_Exercise task:_ Using the records below, locate all lines containing "JSON" and return them.
* Begin Source data *
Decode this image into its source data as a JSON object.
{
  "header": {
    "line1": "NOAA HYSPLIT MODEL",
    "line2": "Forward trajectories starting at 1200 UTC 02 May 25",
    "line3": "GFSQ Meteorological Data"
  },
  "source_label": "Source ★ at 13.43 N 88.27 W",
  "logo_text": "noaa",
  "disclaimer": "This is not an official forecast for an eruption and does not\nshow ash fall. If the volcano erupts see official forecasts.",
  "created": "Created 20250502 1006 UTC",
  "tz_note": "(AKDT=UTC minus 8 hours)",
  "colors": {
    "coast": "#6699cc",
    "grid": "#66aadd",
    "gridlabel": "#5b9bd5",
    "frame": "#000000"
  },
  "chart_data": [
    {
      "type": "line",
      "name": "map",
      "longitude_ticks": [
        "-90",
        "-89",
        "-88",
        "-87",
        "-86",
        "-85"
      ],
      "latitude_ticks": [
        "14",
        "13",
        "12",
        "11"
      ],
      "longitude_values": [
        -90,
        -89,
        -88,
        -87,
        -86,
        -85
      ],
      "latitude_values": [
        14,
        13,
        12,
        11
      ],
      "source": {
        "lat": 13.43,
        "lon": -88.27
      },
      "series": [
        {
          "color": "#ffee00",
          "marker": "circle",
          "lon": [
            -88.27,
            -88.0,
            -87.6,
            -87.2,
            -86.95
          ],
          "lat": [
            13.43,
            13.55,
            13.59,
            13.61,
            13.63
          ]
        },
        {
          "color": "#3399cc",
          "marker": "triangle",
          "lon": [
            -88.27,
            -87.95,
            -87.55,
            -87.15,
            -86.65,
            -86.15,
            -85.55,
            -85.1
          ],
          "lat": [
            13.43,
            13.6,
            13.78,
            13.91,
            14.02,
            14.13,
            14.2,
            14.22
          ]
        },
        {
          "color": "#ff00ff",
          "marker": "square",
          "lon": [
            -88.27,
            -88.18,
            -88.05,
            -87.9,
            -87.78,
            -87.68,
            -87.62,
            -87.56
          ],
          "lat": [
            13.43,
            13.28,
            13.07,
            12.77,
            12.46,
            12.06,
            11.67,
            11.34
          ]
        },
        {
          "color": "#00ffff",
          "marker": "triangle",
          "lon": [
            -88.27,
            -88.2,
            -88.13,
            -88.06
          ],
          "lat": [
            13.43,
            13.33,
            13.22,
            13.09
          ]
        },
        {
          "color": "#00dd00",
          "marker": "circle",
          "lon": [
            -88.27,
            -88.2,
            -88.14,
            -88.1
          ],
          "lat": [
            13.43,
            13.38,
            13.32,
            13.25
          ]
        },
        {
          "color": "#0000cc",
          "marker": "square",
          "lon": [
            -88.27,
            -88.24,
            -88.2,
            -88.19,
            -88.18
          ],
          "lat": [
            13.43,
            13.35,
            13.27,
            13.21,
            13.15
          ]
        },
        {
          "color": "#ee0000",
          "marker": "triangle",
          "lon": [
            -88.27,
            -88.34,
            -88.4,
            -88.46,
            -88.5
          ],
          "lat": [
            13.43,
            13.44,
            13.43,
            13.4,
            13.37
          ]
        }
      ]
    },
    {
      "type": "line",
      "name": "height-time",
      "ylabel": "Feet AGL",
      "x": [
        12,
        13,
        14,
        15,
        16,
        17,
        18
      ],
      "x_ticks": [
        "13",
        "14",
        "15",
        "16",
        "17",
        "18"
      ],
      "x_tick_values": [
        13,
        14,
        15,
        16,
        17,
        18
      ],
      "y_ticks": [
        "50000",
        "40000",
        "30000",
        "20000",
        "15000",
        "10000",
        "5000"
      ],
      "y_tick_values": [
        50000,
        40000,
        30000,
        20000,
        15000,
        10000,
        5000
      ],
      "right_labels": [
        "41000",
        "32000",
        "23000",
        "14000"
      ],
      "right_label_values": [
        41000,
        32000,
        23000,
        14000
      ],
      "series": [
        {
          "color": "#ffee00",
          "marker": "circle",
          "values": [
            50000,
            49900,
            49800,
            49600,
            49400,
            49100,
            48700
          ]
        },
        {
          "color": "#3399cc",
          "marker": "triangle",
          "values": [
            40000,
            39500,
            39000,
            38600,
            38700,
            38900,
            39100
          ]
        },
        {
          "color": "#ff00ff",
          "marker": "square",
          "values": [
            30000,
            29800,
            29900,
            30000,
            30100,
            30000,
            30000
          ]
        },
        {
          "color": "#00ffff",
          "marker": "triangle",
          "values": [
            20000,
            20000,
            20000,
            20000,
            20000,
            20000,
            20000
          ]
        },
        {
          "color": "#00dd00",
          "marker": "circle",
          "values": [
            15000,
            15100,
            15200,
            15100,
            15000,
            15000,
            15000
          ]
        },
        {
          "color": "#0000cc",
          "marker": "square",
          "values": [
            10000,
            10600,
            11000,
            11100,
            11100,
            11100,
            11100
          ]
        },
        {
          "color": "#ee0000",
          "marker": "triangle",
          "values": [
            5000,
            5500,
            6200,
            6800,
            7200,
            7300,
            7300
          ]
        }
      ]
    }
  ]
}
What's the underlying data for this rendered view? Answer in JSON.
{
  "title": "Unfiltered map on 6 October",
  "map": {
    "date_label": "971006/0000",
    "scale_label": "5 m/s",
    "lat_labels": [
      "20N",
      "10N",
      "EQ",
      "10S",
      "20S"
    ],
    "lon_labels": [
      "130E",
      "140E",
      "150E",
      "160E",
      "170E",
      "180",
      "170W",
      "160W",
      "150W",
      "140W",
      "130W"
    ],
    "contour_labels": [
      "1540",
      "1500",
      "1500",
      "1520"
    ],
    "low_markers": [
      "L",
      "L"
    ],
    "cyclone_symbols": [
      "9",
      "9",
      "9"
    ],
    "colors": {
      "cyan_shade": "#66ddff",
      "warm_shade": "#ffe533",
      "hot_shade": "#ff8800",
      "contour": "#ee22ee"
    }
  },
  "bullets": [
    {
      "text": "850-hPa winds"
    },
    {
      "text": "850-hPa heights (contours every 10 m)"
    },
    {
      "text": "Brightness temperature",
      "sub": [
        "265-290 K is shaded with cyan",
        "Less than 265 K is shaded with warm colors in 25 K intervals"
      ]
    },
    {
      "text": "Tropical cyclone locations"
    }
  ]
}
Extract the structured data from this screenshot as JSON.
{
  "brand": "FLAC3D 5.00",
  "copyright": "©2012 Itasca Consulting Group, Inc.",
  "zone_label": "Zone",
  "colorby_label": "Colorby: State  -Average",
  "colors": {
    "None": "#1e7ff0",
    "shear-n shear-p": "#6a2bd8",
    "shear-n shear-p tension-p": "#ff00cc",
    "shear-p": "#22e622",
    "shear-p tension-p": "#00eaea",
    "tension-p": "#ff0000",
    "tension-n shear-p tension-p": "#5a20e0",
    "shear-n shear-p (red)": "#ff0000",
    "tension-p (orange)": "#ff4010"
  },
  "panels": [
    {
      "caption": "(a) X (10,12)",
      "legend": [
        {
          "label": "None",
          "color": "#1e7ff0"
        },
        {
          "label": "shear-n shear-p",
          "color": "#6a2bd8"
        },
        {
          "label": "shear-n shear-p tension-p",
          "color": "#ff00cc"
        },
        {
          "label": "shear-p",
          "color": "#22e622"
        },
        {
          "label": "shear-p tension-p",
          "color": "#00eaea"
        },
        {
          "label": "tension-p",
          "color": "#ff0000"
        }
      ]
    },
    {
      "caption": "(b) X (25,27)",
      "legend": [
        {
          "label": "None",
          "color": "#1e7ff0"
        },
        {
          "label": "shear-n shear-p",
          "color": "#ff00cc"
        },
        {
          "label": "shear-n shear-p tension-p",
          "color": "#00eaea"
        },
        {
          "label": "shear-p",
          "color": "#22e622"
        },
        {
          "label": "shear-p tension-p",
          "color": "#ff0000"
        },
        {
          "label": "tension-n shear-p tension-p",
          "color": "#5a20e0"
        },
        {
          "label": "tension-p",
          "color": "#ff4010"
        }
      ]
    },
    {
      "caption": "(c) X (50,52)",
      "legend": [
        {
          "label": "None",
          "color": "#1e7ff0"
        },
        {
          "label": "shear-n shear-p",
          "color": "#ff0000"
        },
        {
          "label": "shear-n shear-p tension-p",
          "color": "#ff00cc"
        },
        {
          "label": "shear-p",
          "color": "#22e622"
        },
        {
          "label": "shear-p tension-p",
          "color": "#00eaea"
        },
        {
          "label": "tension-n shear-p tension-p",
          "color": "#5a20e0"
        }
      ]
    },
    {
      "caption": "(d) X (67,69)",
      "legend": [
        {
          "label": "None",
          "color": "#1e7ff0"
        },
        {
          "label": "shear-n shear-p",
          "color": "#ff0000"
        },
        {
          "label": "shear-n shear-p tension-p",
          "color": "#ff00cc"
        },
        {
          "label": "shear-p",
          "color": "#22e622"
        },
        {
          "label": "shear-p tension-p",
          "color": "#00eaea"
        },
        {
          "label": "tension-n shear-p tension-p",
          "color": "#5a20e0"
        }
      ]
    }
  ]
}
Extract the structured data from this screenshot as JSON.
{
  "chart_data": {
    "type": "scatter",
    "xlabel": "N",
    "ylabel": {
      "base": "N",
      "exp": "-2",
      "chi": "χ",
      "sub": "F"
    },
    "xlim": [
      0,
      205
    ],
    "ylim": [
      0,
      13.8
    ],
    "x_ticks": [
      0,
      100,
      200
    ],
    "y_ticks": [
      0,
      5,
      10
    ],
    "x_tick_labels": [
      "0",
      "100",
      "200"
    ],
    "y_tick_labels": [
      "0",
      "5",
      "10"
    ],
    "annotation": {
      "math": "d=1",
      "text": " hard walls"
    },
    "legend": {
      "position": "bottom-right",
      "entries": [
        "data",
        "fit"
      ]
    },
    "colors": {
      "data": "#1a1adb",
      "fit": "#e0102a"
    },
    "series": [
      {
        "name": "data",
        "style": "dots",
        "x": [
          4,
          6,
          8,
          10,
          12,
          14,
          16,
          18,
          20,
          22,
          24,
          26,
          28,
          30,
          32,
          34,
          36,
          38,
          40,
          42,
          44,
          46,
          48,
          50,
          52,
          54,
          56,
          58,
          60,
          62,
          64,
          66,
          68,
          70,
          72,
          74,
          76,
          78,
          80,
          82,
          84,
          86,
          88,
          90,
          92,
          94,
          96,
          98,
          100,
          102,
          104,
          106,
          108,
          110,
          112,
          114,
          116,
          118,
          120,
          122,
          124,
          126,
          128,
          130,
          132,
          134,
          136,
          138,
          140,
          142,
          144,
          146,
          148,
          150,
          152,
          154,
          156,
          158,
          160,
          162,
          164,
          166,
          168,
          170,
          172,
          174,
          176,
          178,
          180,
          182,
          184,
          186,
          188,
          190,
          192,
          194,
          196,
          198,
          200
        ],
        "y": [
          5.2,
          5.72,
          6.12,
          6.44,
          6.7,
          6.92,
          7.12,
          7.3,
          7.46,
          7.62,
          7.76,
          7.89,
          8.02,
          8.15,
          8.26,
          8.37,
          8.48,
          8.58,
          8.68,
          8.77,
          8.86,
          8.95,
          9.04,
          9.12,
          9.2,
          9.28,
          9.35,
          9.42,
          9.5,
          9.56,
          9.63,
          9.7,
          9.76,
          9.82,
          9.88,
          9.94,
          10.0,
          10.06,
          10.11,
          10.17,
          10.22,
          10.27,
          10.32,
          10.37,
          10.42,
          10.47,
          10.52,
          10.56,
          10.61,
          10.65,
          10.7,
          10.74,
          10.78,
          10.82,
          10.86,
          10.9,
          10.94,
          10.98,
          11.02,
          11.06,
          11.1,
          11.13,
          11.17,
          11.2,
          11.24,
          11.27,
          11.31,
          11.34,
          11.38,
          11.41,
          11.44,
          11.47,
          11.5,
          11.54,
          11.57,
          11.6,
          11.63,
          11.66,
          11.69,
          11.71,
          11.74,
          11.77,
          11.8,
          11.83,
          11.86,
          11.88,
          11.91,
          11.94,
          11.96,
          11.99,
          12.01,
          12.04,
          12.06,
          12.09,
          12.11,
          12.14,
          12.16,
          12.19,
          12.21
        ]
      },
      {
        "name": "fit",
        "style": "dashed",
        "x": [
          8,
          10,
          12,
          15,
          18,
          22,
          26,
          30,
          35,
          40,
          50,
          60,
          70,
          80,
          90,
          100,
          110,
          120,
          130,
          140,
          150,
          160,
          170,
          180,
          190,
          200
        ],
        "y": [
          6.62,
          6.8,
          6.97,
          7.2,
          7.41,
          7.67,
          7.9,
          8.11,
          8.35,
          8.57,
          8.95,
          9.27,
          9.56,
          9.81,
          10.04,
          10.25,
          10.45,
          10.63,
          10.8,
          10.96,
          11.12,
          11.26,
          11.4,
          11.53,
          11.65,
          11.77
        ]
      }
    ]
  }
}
* End Source data *
_Reply to the exercise:_
Decode this image into its source data as a JSON object.
What's the underlying data for this rendered view? Answer in JSON.
Extract the structured data from this screenshot as JSON.
Extract the structured data from this screenshot as JSON.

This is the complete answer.